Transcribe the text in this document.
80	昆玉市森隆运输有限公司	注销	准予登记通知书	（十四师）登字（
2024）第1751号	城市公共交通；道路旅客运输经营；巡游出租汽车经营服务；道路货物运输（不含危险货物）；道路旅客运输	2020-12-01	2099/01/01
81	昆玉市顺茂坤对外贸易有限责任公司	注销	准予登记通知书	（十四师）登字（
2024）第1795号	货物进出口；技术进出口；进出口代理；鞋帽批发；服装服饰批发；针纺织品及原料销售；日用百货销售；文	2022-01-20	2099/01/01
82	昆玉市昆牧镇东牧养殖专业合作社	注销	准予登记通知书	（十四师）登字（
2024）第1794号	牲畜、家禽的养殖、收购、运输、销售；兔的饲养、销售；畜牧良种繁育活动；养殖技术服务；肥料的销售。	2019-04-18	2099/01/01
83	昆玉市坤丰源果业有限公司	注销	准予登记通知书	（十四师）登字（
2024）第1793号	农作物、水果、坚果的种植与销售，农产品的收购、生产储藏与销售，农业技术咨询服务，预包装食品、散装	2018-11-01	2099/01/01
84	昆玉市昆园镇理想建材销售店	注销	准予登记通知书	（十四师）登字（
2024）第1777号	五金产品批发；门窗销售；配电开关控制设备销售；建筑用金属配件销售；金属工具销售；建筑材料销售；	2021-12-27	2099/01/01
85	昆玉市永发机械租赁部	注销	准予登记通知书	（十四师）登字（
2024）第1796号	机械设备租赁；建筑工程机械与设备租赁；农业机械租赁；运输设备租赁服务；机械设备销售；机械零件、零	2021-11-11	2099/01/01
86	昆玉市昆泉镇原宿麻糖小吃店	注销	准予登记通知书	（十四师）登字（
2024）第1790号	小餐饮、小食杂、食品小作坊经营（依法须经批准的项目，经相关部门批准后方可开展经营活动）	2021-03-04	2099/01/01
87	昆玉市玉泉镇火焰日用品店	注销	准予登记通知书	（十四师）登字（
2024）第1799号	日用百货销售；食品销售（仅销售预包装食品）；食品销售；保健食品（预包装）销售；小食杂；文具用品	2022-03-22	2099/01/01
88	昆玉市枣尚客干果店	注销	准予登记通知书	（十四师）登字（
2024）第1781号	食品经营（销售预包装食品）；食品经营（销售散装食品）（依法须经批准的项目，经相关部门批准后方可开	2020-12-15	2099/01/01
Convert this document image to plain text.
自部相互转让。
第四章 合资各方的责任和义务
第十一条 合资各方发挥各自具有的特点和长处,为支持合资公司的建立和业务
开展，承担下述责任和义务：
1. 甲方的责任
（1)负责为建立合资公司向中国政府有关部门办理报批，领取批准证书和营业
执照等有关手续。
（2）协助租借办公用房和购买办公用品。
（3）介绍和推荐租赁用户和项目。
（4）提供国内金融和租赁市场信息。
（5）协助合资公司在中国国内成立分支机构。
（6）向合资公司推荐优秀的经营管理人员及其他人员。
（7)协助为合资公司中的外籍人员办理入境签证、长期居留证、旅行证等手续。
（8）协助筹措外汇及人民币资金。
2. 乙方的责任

::::

■ **WHAT TO PRODUCE**:
Gather up every line from the listing above in which the word "准予登记通知书" occurs.

■ **EXERCISE OUTPUT**:
80	昆玉市森隆运输有限公司	注销	准予登记通知书	（十四师）登字（
81	昆玉市顺茂坤对外贸易有限责任公司	注销	准予登记通知书	（十四师）登字（
82	昆玉市昆牧镇东牧养殖专业合作社	注销	准予登记通知书	（十四师）登字（
83	昆玉市坤丰源果业有限公司	注销	准予登记通知书	（十四师）登字（
84	昆玉市昆园镇理想建材销售店	注销	准予登记通知书	（十四师）登字（
85	昆玉市永发机械租赁部	注销	准予登记通知书	（十四师）登字（
86	昆玉市昆泉镇原宿麻糖小吃店	注销	准予登记通知书	（十四师）登字（
87	昆玉市玉泉镇火焰日用品店	注销	准予登记通知书	（十四师）登字（
88	昆玉市枣尚客干果店	注销	准予登记通知书	（十四师）登字（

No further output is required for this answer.